Stated problem: Copy the material word for word, from its first line through the line containing "granted-preview-label: Granted Patent", with both of those lines included.

Entries provided:
▬▬▬
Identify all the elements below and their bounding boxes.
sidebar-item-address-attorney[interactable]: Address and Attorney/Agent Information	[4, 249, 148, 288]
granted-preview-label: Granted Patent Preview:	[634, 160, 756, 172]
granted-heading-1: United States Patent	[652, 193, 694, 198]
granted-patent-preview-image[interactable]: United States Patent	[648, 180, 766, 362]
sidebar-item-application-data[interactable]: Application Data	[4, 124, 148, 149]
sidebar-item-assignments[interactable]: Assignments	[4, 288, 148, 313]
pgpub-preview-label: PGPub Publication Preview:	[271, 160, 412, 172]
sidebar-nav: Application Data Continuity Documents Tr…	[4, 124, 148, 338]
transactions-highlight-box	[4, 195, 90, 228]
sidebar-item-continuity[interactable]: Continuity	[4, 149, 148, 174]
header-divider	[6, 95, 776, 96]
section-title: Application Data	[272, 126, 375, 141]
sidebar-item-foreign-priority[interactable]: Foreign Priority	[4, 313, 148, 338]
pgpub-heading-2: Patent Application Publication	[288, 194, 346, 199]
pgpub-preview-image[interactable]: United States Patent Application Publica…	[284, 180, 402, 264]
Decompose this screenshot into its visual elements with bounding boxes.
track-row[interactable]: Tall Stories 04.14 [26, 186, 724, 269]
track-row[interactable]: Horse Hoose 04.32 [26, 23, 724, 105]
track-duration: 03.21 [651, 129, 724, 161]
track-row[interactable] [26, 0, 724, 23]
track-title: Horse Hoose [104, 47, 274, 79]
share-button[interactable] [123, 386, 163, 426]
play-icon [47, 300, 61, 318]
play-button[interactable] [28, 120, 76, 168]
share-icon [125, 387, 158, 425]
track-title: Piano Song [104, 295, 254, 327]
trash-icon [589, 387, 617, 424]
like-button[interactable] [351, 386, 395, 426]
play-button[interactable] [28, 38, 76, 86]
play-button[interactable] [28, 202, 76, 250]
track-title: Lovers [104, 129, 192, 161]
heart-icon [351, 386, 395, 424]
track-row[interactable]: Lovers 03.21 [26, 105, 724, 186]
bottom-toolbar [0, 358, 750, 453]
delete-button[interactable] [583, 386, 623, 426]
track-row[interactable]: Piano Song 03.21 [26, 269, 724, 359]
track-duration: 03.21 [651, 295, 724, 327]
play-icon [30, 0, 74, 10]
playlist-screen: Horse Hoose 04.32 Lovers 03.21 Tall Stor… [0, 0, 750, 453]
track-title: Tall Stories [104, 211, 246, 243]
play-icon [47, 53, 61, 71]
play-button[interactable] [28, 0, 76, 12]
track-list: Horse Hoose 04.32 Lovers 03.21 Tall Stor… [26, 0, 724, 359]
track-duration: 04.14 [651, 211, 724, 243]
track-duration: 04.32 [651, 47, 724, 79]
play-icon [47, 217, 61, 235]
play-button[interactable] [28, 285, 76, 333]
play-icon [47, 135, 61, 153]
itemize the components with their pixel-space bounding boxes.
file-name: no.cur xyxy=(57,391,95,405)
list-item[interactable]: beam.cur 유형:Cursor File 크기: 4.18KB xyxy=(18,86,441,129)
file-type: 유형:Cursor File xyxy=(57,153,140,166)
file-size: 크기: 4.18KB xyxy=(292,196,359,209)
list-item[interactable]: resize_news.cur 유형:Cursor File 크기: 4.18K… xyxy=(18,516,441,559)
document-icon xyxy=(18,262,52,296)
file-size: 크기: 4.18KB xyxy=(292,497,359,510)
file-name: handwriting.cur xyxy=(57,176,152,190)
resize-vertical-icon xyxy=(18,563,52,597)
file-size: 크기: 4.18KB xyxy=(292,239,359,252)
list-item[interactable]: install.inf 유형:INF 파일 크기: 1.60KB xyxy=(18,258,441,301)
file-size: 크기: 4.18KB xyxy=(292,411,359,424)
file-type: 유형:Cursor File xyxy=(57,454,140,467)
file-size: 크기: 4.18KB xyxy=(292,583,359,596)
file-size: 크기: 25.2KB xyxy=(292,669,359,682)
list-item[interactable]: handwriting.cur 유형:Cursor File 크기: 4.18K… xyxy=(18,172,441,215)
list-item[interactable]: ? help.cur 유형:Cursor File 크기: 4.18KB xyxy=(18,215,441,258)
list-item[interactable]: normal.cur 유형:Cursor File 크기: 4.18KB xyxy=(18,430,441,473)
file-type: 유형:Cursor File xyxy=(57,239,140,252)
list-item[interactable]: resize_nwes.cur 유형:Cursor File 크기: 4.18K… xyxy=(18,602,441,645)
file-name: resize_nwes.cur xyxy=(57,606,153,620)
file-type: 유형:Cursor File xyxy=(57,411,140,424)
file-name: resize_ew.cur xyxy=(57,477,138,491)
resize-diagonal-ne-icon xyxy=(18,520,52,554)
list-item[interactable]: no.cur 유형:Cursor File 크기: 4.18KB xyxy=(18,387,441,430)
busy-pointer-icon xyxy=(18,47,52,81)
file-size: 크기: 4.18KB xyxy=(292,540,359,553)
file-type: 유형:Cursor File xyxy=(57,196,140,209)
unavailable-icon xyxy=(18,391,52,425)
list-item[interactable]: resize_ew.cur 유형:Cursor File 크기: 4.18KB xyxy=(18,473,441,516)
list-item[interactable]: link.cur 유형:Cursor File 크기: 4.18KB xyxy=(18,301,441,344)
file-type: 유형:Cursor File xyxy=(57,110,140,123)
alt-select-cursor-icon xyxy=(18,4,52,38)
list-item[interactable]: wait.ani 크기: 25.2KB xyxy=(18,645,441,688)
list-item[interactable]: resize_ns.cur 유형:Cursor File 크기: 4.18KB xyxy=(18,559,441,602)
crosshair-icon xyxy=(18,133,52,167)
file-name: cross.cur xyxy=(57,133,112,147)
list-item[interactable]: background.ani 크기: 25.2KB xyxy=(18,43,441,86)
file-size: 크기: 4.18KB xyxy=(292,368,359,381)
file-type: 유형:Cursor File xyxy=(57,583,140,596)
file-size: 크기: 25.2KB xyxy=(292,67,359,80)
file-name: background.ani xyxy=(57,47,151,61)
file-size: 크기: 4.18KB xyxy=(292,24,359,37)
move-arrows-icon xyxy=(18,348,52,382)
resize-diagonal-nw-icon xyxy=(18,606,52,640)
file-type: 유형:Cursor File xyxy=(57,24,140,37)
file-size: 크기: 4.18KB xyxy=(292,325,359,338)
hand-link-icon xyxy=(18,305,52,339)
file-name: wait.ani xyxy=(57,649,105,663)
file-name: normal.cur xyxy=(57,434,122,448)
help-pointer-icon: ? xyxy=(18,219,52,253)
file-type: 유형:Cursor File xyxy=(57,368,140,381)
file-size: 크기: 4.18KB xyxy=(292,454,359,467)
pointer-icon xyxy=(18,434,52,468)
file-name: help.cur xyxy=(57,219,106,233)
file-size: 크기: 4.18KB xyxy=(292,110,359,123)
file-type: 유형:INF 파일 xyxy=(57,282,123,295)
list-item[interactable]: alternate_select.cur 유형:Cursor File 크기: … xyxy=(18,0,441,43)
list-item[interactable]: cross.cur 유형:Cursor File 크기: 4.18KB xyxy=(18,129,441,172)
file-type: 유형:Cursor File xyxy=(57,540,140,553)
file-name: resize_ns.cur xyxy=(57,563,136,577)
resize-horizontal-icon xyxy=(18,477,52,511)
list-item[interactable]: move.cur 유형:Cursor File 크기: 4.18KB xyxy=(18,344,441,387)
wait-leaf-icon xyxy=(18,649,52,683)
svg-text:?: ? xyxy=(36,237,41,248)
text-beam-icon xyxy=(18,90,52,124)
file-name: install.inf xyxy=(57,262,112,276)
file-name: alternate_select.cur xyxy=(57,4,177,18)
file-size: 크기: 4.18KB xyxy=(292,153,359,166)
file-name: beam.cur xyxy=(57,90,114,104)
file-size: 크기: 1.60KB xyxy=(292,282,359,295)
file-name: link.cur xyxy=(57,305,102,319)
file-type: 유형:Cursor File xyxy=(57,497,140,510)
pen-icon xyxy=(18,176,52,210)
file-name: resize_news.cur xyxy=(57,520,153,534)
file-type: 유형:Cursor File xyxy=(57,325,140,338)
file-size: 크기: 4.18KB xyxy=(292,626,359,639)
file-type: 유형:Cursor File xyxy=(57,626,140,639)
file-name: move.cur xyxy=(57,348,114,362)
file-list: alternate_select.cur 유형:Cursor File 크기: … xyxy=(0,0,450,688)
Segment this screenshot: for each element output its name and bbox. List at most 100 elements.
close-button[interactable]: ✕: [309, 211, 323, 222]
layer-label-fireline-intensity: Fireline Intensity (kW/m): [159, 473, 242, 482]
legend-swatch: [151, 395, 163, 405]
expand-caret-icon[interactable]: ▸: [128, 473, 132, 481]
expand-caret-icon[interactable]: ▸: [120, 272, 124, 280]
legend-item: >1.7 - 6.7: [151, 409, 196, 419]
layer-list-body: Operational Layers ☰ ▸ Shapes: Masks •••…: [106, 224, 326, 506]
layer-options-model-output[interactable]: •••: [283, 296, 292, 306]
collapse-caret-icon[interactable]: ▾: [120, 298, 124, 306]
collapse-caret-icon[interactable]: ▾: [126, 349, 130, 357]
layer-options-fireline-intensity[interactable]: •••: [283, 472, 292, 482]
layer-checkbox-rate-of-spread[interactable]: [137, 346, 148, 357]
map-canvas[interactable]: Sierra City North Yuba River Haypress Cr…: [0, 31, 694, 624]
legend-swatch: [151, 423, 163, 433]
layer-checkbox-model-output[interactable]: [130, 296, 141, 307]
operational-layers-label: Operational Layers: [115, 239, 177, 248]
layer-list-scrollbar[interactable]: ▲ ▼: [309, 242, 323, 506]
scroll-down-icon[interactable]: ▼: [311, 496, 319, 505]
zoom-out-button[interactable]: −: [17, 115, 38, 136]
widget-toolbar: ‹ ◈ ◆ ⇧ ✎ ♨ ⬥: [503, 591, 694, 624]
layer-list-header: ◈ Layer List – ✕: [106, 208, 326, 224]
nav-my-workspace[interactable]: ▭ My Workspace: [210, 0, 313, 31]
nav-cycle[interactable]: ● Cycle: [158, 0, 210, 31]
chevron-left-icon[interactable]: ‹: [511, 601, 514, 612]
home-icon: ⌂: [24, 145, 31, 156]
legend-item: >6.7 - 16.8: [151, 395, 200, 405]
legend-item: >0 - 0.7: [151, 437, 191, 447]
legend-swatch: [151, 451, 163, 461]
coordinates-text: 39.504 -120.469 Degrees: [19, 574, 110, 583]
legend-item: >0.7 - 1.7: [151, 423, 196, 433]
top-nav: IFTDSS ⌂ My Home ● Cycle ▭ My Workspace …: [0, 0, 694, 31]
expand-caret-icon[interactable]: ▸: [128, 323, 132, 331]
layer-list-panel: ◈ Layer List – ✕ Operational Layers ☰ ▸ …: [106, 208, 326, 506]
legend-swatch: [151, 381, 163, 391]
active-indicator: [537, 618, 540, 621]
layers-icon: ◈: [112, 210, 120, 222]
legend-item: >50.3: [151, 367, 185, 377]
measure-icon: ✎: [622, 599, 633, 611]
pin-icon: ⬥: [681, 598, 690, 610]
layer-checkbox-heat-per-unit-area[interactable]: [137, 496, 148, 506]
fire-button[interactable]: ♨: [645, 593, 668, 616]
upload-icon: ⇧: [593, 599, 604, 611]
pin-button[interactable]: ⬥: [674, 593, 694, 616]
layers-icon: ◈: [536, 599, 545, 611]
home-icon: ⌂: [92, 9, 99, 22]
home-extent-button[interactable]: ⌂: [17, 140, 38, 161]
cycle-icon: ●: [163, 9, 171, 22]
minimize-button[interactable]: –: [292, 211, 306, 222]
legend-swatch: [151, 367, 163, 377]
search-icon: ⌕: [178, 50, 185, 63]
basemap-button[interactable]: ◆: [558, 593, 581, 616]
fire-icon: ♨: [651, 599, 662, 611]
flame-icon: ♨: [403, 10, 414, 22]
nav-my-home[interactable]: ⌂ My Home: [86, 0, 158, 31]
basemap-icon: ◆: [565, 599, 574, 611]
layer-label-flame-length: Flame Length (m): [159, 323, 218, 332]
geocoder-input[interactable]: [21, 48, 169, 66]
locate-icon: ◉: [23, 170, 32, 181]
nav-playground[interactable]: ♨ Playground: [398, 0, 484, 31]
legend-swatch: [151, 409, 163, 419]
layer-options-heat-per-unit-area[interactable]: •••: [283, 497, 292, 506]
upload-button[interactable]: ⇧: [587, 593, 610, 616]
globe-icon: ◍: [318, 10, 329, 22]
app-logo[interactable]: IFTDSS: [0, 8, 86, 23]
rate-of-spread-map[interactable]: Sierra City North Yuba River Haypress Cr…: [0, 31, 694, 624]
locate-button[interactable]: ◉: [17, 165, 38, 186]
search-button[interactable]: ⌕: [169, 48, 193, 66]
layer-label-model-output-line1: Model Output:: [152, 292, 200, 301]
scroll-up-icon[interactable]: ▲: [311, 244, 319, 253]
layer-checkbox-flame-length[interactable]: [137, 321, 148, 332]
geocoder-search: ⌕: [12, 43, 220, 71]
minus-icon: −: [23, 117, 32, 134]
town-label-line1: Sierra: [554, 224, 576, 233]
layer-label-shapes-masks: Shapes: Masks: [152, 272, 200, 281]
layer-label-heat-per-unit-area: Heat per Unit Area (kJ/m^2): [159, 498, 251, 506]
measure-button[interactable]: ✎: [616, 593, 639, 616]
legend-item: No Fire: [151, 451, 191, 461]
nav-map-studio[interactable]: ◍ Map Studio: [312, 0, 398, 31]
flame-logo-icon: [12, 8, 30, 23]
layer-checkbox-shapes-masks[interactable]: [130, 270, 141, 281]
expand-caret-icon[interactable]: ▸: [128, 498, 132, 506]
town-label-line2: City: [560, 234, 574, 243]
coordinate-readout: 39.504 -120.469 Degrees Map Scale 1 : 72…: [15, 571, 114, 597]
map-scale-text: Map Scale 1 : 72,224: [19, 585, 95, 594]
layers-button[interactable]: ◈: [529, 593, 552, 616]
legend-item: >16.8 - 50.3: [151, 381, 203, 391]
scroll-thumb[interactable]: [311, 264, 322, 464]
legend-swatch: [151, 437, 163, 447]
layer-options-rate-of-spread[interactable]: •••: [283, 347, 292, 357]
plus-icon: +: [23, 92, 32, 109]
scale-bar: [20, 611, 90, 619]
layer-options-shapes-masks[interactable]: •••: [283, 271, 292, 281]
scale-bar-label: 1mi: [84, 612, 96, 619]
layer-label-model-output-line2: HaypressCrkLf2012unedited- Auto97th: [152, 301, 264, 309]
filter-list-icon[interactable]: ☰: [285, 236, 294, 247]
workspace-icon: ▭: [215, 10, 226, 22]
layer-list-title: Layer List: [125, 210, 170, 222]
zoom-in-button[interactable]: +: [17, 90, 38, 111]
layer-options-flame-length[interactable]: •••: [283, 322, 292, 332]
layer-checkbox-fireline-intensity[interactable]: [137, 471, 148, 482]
▬▬▬
Exercise response:
Identify all the elements below and their bounding boxes.
sidebar-item-address-attorney[interactable]: Address and Attorney/Agent Information	[4, 249, 148, 288]
granted-preview-label: Granted Patent Preview:	[634, 160, 756, 172]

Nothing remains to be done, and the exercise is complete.